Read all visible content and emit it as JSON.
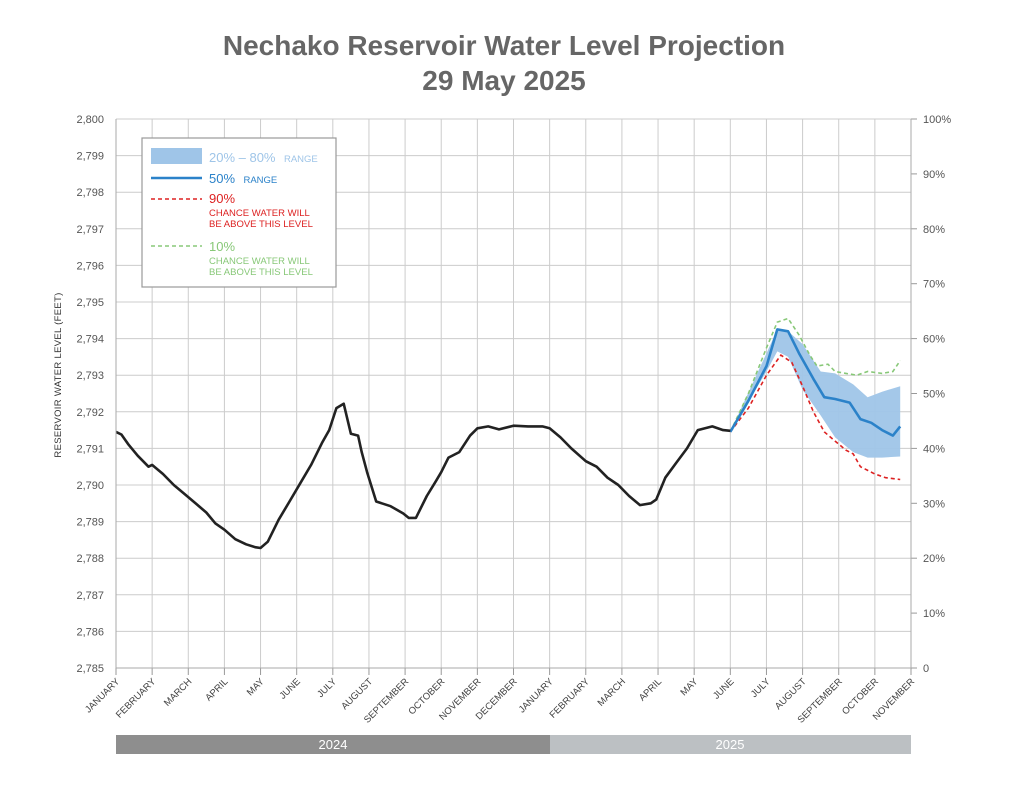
{
  "chart_data": {
    "type": "area",
    "title": "Nechako Reservoir Water Level Projection",
    "subtitle": "29 May 2025",
    "ylabel": "RESERVOIR WATER LEVEL (FEET)",
    "ylim": [
      2785,
      2800
    ],
    "yticks": [
      "2,785",
      "2,786",
      "2,787",
      "2,788",
      "2,789",
      "2,790",
      "2,791",
      "2,792",
      "2,793",
      "2,794",
      "2,795",
      "2,796",
      "2,797",
      "2,798",
      "2,799",
      "2,800"
    ],
    "y2ticks": [
      "0",
      "10%",
      "20%",
      "30%",
      "40%",
      "50%",
      "60%",
      "70%",
      "80%",
      "90%",
      "100%"
    ],
    "xticks": [
      "JANUARY",
      "FEBRUARY",
      "MARCH",
      "APRIL",
      "MAY",
      "JUNE",
      "JULY",
      "AUGUST",
      "SEPTEMBER",
      "OCTOBER",
      "NOVEMBER",
      "DECEMBER",
      "JANUARY",
      "FEBRUARY",
      "MARCH",
      "APRIL",
      "MAY",
      "JUNE",
      "JULY",
      "AUGUST",
      "SEPTEMBER",
      "OCTOBER",
      "NOVEMBER"
    ],
    "years": [
      "2024",
      "2025"
    ],
    "grid": true,
    "legend_position": "top-left",
    "colors": {
      "historical": "#222222",
      "median": "#2b82c9",
      "band": "#9fc5e8",
      "p90": "#dd2222",
      "p10": "#88c878",
      "grid": "#cccccc",
      "year2024": "#8e8e8e",
      "year2025": "#bcc0c3"
    },
    "legend": {
      "band": {
        "main": "20% – 80%",
        "small": "RANGE"
      },
      "median": {
        "main": "50%",
        "small": "RANGE"
      },
      "p90": {
        "main": "90%",
        "line1": "CHANCE WATER WILL",
        "line2": "BE ABOVE THIS LEVEL"
      },
      "p10": {
        "main": "10%",
        "line1": "CHANCE WATER WILL",
        "line2": "BE ABOVE THIS LEVEL"
      }
    },
    "series": [
      {
        "name": "historical",
        "x": [
          0,
          0.15,
          0.35,
          0.6,
          0.9,
          1.0,
          1.3,
          1.6,
          1.9,
          2.2,
          2.5,
          2.75,
          3.0,
          3.3,
          3.6,
          3.85,
          4.0,
          4.2,
          4.5,
          4.8,
          5.1,
          5.4,
          5.7,
          5.9,
          6.1,
          6.3,
          6.5,
          6.7,
          6.8,
          6.95,
          7.2,
          7.6,
          7.95,
          8.1,
          8.3,
          8.6,
          8.85,
          9.0,
          9.2,
          9.5,
          9.8,
          10.0,
          10.3,
          10.6,
          11.0,
          11.4,
          11.8,
          12.0,
          12.3,
          12.6,
          13.0,
          13.3,
          13.6,
          13.9,
          14.2,
          14.5,
          14.8,
          14.95,
          15.2,
          15.5,
          15.8,
          16.1,
          16.5,
          16.8,
          17.0
        ],
        "y": [
          2791.45,
          2791.38,
          2791.1,
          2790.8,
          2790.5,
          2790.55,
          2790.3,
          2790.0,
          2789.75,
          2789.5,
          2789.25,
          2788.95,
          2788.78,
          2788.52,
          2788.38,
          2788.3,
          2788.28,
          2788.45,
          2789.05,
          2789.55,
          2790.05,
          2790.55,
          2791.15,
          2791.5,
          2792.1,
          2792.22,
          2791.4,
          2791.35,
          2790.9,
          2790.35,
          2789.55,
          2789.42,
          2789.22,
          2789.1,
          2789.1,
          2789.7,
          2790.1,
          2790.35,
          2790.75,
          2790.9,
          2791.35,
          2791.55,
          2791.6,
          2791.52,
          2791.62,
          2791.6,
          2791.6,
          2791.55,
          2791.3,
          2791.0,
          2790.65,
          2790.5,
          2790.2,
          2790.0,
          2789.7,
          2789.45,
          2789.5,
          2789.6,
          2790.2,
          2790.6,
          2791.0,
          2791.5,
          2791.6,
          2791.5,
          2791.48
        ]
      },
      {
        "name": "20% – 80%",
        "x": [
          17.0,
          18.0,
          18.3,
          18.6,
          19.0,
          19.5,
          19.9,
          20.4,
          20.8,
          21.2,
          21.7
        ],
        "low": [
          2791.45,
          2793.1,
          2793.65,
          2793.5,
          2792.6,
          2791.9,
          2791.3,
          2790.9,
          2790.75,
          2790.75,
          2790.78
        ],
        "high": [
          2791.45,
          2793.6,
          2794.25,
          2794.2,
          2793.85,
          2793.1,
          2793.05,
          2792.75,
          2792.4,
          2792.55,
          2792.7
        ]
      },
      {
        "name": "50%",
        "x": [
          17.0,
          17.5,
          18.0,
          18.3,
          18.6,
          18.9,
          19.3,
          19.6,
          19.9,
          20.3,
          20.6,
          20.9,
          21.2,
          21.5,
          21.7
        ],
        "y": [
          2791.45,
          2792.3,
          2793.25,
          2794.25,
          2794.2,
          2793.6,
          2792.9,
          2792.4,
          2792.35,
          2792.25,
          2791.8,
          2791.7,
          2791.5,
          2791.35,
          2791.6
        ]
      },
      {
        "name": "90%",
        "x": [
          17.0,
          17.5,
          18.0,
          18.4,
          18.7,
          19.0,
          19.3,
          19.6,
          19.9,
          20.2,
          20.4,
          20.6,
          21.0,
          21.3,
          21.7
        ],
        "y": [
          2791.45,
          2792.1,
          2793.0,
          2793.55,
          2793.35,
          2792.7,
          2792.0,
          2791.45,
          2791.2,
          2790.95,
          2790.85,
          2790.5,
          2790.3,
          2790.2,
          2790.15
        ]
      },
      {
        "name": "10%",
        "x": [
          17.0,
          17.5,
          18.0,
          18.3,
          18.6,
          18.9,
          19.2,
          19.4,
          19.7,
          19.9,
          20.2,
          20.5,
          20.8,
          21.2,
          21.5,
          21.7
        ],
        "y": [
          2791.45,
          2792.5,
          2793.75,
          2794.45,
          2794.55,
          2794.1,
          2793.55,
          2793.25,
          2793.3,
          2793.1,
          2793.05,
          2793.0,
          2793.1,
          2793.05,
          2793.1,
          2793.4
        ]
      }
    ]
  }
}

● ● ● ● ●

Exercise details >> Give back the whole listing as it stands, minus its pictures.

Solution >>
Read all visible content and emit it as JSON.
{
  "chart_data": {
    "type": "area",
    "title": "Nechako Reservoir Water Level Projection",
    "subtitle": "29 May 2025",
    "ylabel": "RESERVOIR WATER LEVEL (FEET)",
    "ylim": [
      2785,
      2800
    ],
    "yticks": [
      "2,785",
      "2,786",
      "2,787",
      "2,788",
      "2,789",
      "2,790",
      "2,791",
      "2,792",
      "2,793",
      "2,794",
      "2,795",
      "2,796",
      "2,797",
      "2,798",
      "2,799",
      "2,800"
    ],
    "y2ticks": [
      "0",
      "10%",
      "20%",
      "30%",
      "40%",
      "50%",
      "60%",
      "70%",
      "80%",
      "90%",
      "100%"
    ],
    "xticks": [
      "JANUARY",
      "FEBRUARY",
      "MARCH",
      "APRIL",
      "MAY",
      "JUNE",
      "JULY",
      "AUGUST",
      "SEPTEMBER",
      "OCTOBER",
      "NOVEMBER",
      "DECEMBER",
      "JANUARY",
      "FEBRUARY",
      "MARCH",
      "APRIL",
      "MAY",
      "JUNE",
      "JULY",
      "AUGUST",
      "SEPTEMBER",
      "OCTOBER",
      "NOVEMBER"
    ],
    "years": [
      "2024",
      "2025"
    ],
    "grid": true,
    "legend_position": "top-left",
    "colors": {
      "historical": "#222222",
      "median": "#2b82c9",
      "band": "#9fc5e8",
      "p90": "#dd2222",
      "p10": "#88c878",
      "grid": "#cccccc",
      "year2024": "#8e8e8e",
      "year2025": "#bcc0c3"
    },
    "legend": {
      "band": {
        "main": "20% – 80%",
        "small": "RANGE"
      },
      "median": {
        "main": "50%",
        "small": "RANGE"
      },
      "p90": {
        "main": "90%",
        "line1": "CHANCE WATER WILL",
        "line2": "BE ABOVE THIS LEVEL"
      },
      "p10": {
        "main": "10%",
        "line1": "CHANCE WATER WILL",
        "line2": "BE ABOVE THIS LEVEL"
      }
    },
    "series": [
      {
        "name": "historical",
        "x": [
          0,
          0.15,
          0.35,
          0.6,
          0.9,
          1.0,
          1.3,
          1.6,
          1.9,
          2.2,
          2.5,
          2.75,
          3.0,
          3.3,
          3.6,
          3.85,
          4.0,
          4.2,
          4.5,
          4.8,
          5.1,
          5.4,
          5.7,
          5.9,
          6.1,
          6.3,
          6.5,
          6.7,
          6.8,
          6.95,
          7.2,
          7.6,
          7.95,
          8.1,
          8.3,
          8.6,
          8.85,
          9.0,
          9.2,
          9.5,
          9.8,
          10.0,
          10.3,
          10.6,
          11.0,
          11.4,
          11.8,
          12.0,
          12.3,
          12.6,
          13.0,
          13.3,
          13.6,
          13.9,
          14.2,
          14.5,
          14.8,
          14.95,
          15.2,
          15.5,
          15.8,
          16.1,
          16.5,
          16.8,
          17.0
        ],
        "y": [
          2791.45,
          2791.38,
          2791.1,
          2790.8,
          2790.5,
          2790.55,
          2790.3,
          2790.0,
          2789.75,
          2789.5,
          2789.25,
          2788.95,
          2788.78,
          2788.52,
          2788.38,
          2788.3,
          2788.28,
          2788.45,
          2789.05,
          2789.55,
          2790.05,
          2790.55,
          2791.15,
          2791.5,
          2792.1,
          2792.22,
          2791.4,
          2791.35,
          2790.9,
          2790.35,
          2789.55,
          2789.42,
          2789.22,
          2789.1,
          2789.1,
          2789.7,
          2790.1,
          2790.35,
          2790.75,
          2790.9,
          2791.35,
          2791.55,
          2791.6,
          2791.52,
          2791.62,
          2791.6,
          2791.6,
          2791.55,
          2791.3,
          2791.0,
          2790.65,
          2790.5,
          2790.2,
          2790.0,
          2789.7,
          2789.45,
          2789.5,
          2789.6,
          2790.2,
          2790.6,
          2791.0,
          2791.5,
          2791.6,
          2791.5,
          2791.48
        ]
      },
      {
        "name": "20% – 80%",
        "x": [
          17.0,
          18.0,
          18.3,
          18.6,
          19.0,
          19.5,
          19.9,
          20.4,
          20.8,
          21.2,
          21.7
        ],
        "low": [
          2791.45,
          2793.1,
          2793.65,
          2793.5,
          2792.6,
          2791.9,
          2791.3,
          2790.9,
          2790.75,
          2790.75,
          2790.78
        ],
        "high": [
          2791.45,
          2793.6,
          2794.25,
          2794.2,
          2793.85,
          2793.1,
          2793.05,
          2792.75,
          2792.4,
          2792.55,
          2792.7
        ]
      },
      {
        "name": "50%",
        "x": [
          17.0,
          17.5,
          18.0,
          18.3,
          18.6,
          18.9,
          19.3,
          19.6,
          19.9,
          20.3,
          20.6,
          20.9,
          21.2,
          21.5,
          21.7
        ],
        "y": [
          2791.45,
          2792.3,
          2793.25,
          2794.25,
          2794.2,
          2793.6,
          2792.9,
          2792.4,
          2792.35,
          2792.25,
          2791.8,
          2791.7,
          2791.5,
          2791.35,
          2791.6
        ]
      },
      {
        "name": "90%",
        "x": [
          17.0,
          17.5,
          18.0,
          18.4,
          18.7,
          19.0,
          19.3,
          19.6,
          19.9,
          20.2,
          20.4,
          20.6,
          21.0,
          21.3,
          21.7
        ],
        "y": [
          2791.45,
          2792.1,
          2793.0,
          2793.55,
          2793.35,
          2792.7,
          2792.0,
          2791.45,
          2791.2,
          2790.95,
          2790.85,
          2790.5,
          2790.3,
          2790.2,
          2790.15
        ]
      },
      {
        "name": "10%",
        "x": [
          17.0,
          17.5,
          18.0,
          18.3,
          18.6,
          18.9,
          19.2,
          19.4,
          19.7,
          19.9,
          20.2,
          20.5,
          20.8,
          21.2,
          21.5,
          21.7
        ],
        "y": [
          2791.45,
          2792.5,
          2793.75,
          2794.45,
          2794.55,
          2794.1,
          2793.55,
          2793.25,
          2793.3,
          2793.1,
          2793.05,
          2793.0,
          2793.1,
          2793.05,
          2793.1,
          2793.4
        ]
      }
    ]
  }
}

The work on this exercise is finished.